**Dataset rows**:
■ ■ ■ ■ ■

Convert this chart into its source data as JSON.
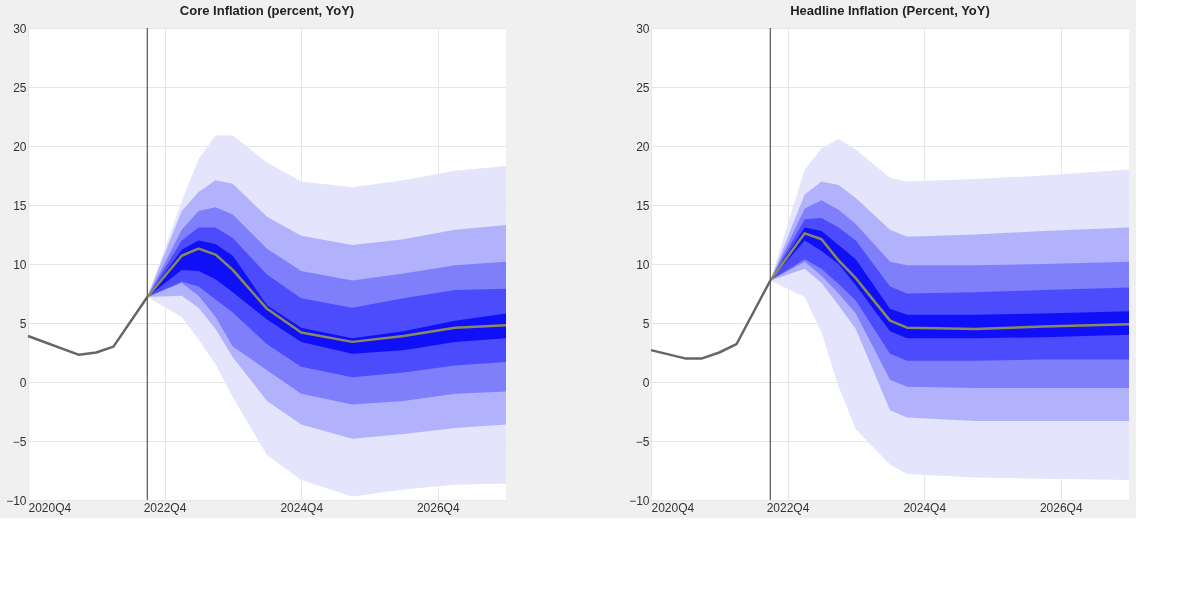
{
  "chart_data": [
    {
      "type": "line",
      "title": "Core Inflation (percent, YoY)",
      "xlim": [
        "2020-10",
        "2027-10"
      ],
      "xticks": [
        {
          "value": "2020-10",
          "label": "2020Q4"
        },
        {
          "value": "2022-10",
          "label": "2022Q4"
        },
        {
          "value": "2024-10",
          "label": "2024Q4"
        },
        {
          "value": "2026-10",
          "label": "2026Q4"
        }
      ],
      "ylim": [
        -10,
        30
      ],
      "yticks": [
        -10,
        -5,
        0,
        5,
        10,
        15,
        20,
        25,
        30
      ],
      "grid": true,
      "ref_lines": [
        {
          "axis": "x",
          "value": "2022-07",
          "color": "#555555"
        }
      ],
      "series": [
        {
          "type": "line",
          "color": "#e4e4fc",
          "x": [
            "2022-07",
            "2023-01",
            "2023-04",
            "2023-07",
            "2023-10",
            "2024-04",
            "2024-10",
            "2025-07",
            "2026-04",
            "2027-01",
            "2027-10"
          ],
          "values": [
            null,
            null,
            null,
            null,
            null,
            null,
            null,
            null,
            null,
            null,
            null
          ],
          "lower": [
            7.2,
            5.5,
            3.6,
            1.5,
            -1.3,
            -6.2,
            -8.3,
            -9.7,
            -9.1,
            -8.7,
            -8.6
          ],
          "upper": [
            7.2,
            15.3,
            18.9,
            20.9,
            20.9,
            18.6,
            17.0,
            16.5,
            17.1,
            17.9,
            18.3
          ]
        },
        {
          "type": "line",
          "color": "#b2b2fc",
          "x": [
            "2022-07",
            "2023-01",
            "2023-04",
            "2023-07",
            "2023-10",
            "2024-04",
            "2024-10",
            "2025-07",
            "2026-04",
            "2027-01",
            "2027-10"
          ],
          "values": [
            null,
            null,
            null,
            null,
            null,
            null,
            null,
            null,
            null,
            null,
            null
          ],
          "lower": [
            7.2,
            7.3,
            6.3,
            4.5,
            2.1,
            -1.6,
            -3.6,
            -4.8,
            -4.4,
            -3.9,
            -3.6
          ],
          "upper": [
            7.2,
            14.5,
            16.1,
            17.1,
            16.8,
            14.0,
            12.4,
            11.6,
            12.1,
            12.9,
            13.3
          ]
        },
        {
          "type": "line",
          "color": "#7f7ffc",
          "x": [
            "2022-07",
            "2023-01",
            "2023-04",
            "2023-07",
            "2023-10",
            "2024-04",
            "2024-10",
            "2025-07",
            "2026-04",
            "2027-01",
            "2027-10"
          ],
          "values": [
            null,
            null,
            null,
            null,
            null,
            null,
            null,
            null,
            null,
            null,
            null
          ],
          "lower": [
            7.2,
            8.4,
            7.3,
            5.5,
            3.0,
            1.0,
            -1.0,
            -1.9,
            -1.6,
            -1.0,
            -0.8
          ],
          "upper": [
            7.2,
            12.9,
            14.5,
            14.8,
            14.2,
            11.3,
            9.4,
            8.6,
            9.2,
            9.9,
            10.2
          ]
        },
        {
          "type": "line",
          "color": "#4c4cfc",
          "x": [
            "2022-07",
            "2023-01",
            "2023-04",
            "2023-07",
            "2023-10",
            "2024-04",
            "2024-10",
            "2025-07",
            "2026-04",
            "2027-01",
            "2027-10"
          ],
          "values": [
            null,
            null,
            null,
            null,
            null,
            null,
            null,
            null,
            null,
            null,
            null
          ],
          "lower": [
            7.2,
            8.5,
            8.1,
            7.0,
            5.9,
            3.2,
            1.3,
            0.4,
            0.8,
            1.4,
            1.7
          ],
          "upper": [
            7.2,
            12.0,
            13.1,
            13.1,
            12.2,
            9.1,
            7.1,
            6.3,
            7.1,
            7.8,
            7.9
          ]
        },
        {
          "type": "line",
          "color": "#1010f8",
          "x": [
            "2022-07",
            "2023-01",
            "2023-04",
            "2023-07",
            "2023-10",
            "2024-04",
            "2024-10",
            "2025-07",
            "2026-04",
            "2027-01",
            "2027-10"
          ],
          "values": [
            null,
            null,
            null,
            null,
            null,
            null,
            null,
            null,
            null,
            null,
            null
          ],
          "lower": [
            7.2,
            9.5,
            9.4,
            8.7,
            7.6,
            5.3,
            3.4,
            2.4,
            2.7,
            3.4,
            3.7
          ],
          "upper": [
            7.2,
            11.2,
            12.0,
            11.7,
            10.7,
            6.5,
            4.6,
            3.7,
            4.3,
            5.2,
            5.8
          ]
        },
        {
          "type": "line",
          "color": "#666666",
          "x": [
            "2020-10",
            "2021-07",
            "2021-10",
            "2022-01",
            "2022-07"
          ],
          "values": [
            3.9,
            2.3,
            2.5,
            3.0,
            7.2
          ]
        },
        {
          "type": "line",
          "color": "#8a8a5c",
          "x": [
            "2022-07",
            "2023-01",
            "2023-04",
            "2023-07",
            "2023-10",
            "2024-04",
            "2024-10",
            "2025-07",
            "2026-04",
            "2027-01",
            "2027-10"
          ],
          "values": [
            7.2,
            10.7,
            11.3,
            10.8,
            9.5,
            6.2,
            4.2,
            3.4,
            3.9,
            4.6,
            4.8
          ]
        }
      ]
    },
    {
      "type": "line",
      "title": "Headline Inflation (Percent, YoY)",
      "xlim": [
        "2020-10",
        "2027-10"
      ],
      "xticks": [
        {
          "value": "2020-10",
          "label": "2020Q4"
        },
        {
          "value": "2022-10",
          "label": "2022Q4"
        },
        {
          "value": "2024-10",
          "label": "2024Q4"
        },
        {
          "value": "2026-10",
          "label": "2026Q4"
        }
      ],
      "ylim": [
        -10,
        30
      ],
      "yticks": [
        -10,
        -5,
        0,
        5,
        10,
        15,
        20,
        25,
        30
      ],
      "grid": true,
      "ref_lines": [
        {
          "axis": "x",
          "value": "2022-07",
          "color": "#555555"
        }
      ],
      "series": [
        {
          "type": "line",
          "color": "#e4e4fc",
          "x": [
            "2022-07",
            "2023-01",
            "2023-04",
            "2023-07",
            "2023-10",
            "2024-04",
            "2024-07",
            "2025-07",
            "2026-07",
            "2027-10"
          ],
          "values": [
            null,
            null,
            null,
            null,
            null,
            null,
            null,
            null,
            null,
            null
          ],
          "lower": [
            8.6,
            7.2,
            4.2,
            -0.4,
            -4.0,
            -7.0,
            -7.8,
            -8.1,
            -8.2,
            -8.3
          ],
          "upper": [
            8.6,
            18.0,
            19.8,
            20.6,
            19.7,
            17.3,
            17.0,
            17.2,
            17.5,
            18.0
          ]
        },
        {
          "type": "line",
          "color": "#b2b2fc",
          "x": [
            "2022-07",
            "2023-01",
            "2023-04",
            "2023-07",
            "2023-10",
            "2024-04",
            "2024-07",
            "2025-07",
            "2026-07",
            "2027-10"
          ],
          "values": [
            null,
            null,
            null,
            null,
            null,
            null,
            null,
            null,
            null,
            null
          ],
          "lower": [
            8.6,
            9.6,
            8.4,
            6.5,
            4.5,
            -2.4,
            -3.0,
            -3.3,
            -3.3,
            -3.3
          ],
          "upper": [
            8.6,
            15.9,
            17.0,
            16.7,
            15.6,
            12.9,
            12.3,
            12.5,
            12.8,
            13.1
          ]
        },
        {
          "type": "line",
          "color": "#7f7ffc",
          "x": [
            "2022-07",
            "2023-01",
            "2023-04",
            "2023-07",
            "2023-10",
            "2024-04",
            "2024-07",
            "2025-07",
            "2026-07",
            "2027-10"
          ],
          "values": [
            null,
            null,
            null,
            null,
            null,
            null,
            null,
            null,
            null,
            null
          ],
          "lower": [
            8.6,
            10.2,
            9.0,
            7.5,
            5.8,
            0.2,
            -0.4,
            -0.5,
            -0.5,
            -0.5
          ],
          "upper": [
            8.6,
            14.7,
            15.4,
            14.6,
            13.4,
            10.2,
            9.9,
            9.9,
            10.0,
            10.2
          ]
        },
        {
          "type": "line",
          "color": "#4c4cfc",
          "x": [
            "2022-07",
            "2023-01",
            "2023-04",
            "2023-07",
            "2023-10",
            "2024-04",
            "2024-07",
            "2025-07",
            "2026-07",
            "2027-10"
          ],
          "values": [
            null,
            null,
            null,
            null,
            null,
            null,
            null,
            null,
            null,
            null
          ],
          "lower": [
            8.6,
            10.4,
            9.6,
            8.3,
            6.9,
            2.4,
            1.8,
            1.8,
            1.9,
            1.9
          ],
          "upper": [
            8.6,
            13.8,
            13.9,
            13.1,
            12.0,
            8.1,
            7.5,
            7.6,
            7.8,
            8.0
          ]
        },
        {
          "type": "line",
          "color": "#1010f8",
          "x": [
            "2022-07",
            "2023-01",
            "2023-04",
            "2023-07",
            "2023-10",
            "2024-04",
            "2024-07",
            "2025-07",
            "2026-07",
            "2027-10"
          ],
          "values": [
            null,
            null,
            null,
            null,
            null,
            null,
            null,
            null,
            null,
            null
          ],
          "lower": [
            8.6,
            12.0,
            11.1,
            10.0,
            8.2,
            4.3,
            3.7,
            3.7,
            3.8,
            4.0
          ],
          "upper": [
            8.6,
            13.1,
            12.8,
            11.6,
            10.4,
            6.2,
            5.7,
            5.7,
            5.8,
            6.0
          ]
        },
        {
          "type": "line",
          "color": "#666666",
          "x": [
            "2020-10",
            "2021-04",
            "2021-07",
            "2021-10",
            "2022-01",
            "2022-07"
          ],
          "values": [
            2.7,
            2.0,
            2.0,
            2.5,
            3.2,
            8.6
          ]
        },
        {
          "type": "line",
          "color": "#8a8a5c",
          "x": [
            "2022-07",
            "2023-01",
            "2023-04",
            "2023-07",
            "2023-10",
            "2024-04",
            "2024-07",
            "2025-07",
            "2026-07",
            "2027-10"
          ],
          "values": [
            8.6,
            12.6,
            12.1,
            10.3,
            8.8,
            5.2,
            4.6,
            4.5,
            4.7,
            4.9
          ]
        }
      ]
    }
  ]
}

■ ■ ■ ■ ■

**Do this**:
Reproduce each line of the entries in which the word "title" is found.

**Reply to the exercise**:
      "title": "Core Inflation (percent, YoY)",
      "title": "Headline Inflation (Percent, YoY)",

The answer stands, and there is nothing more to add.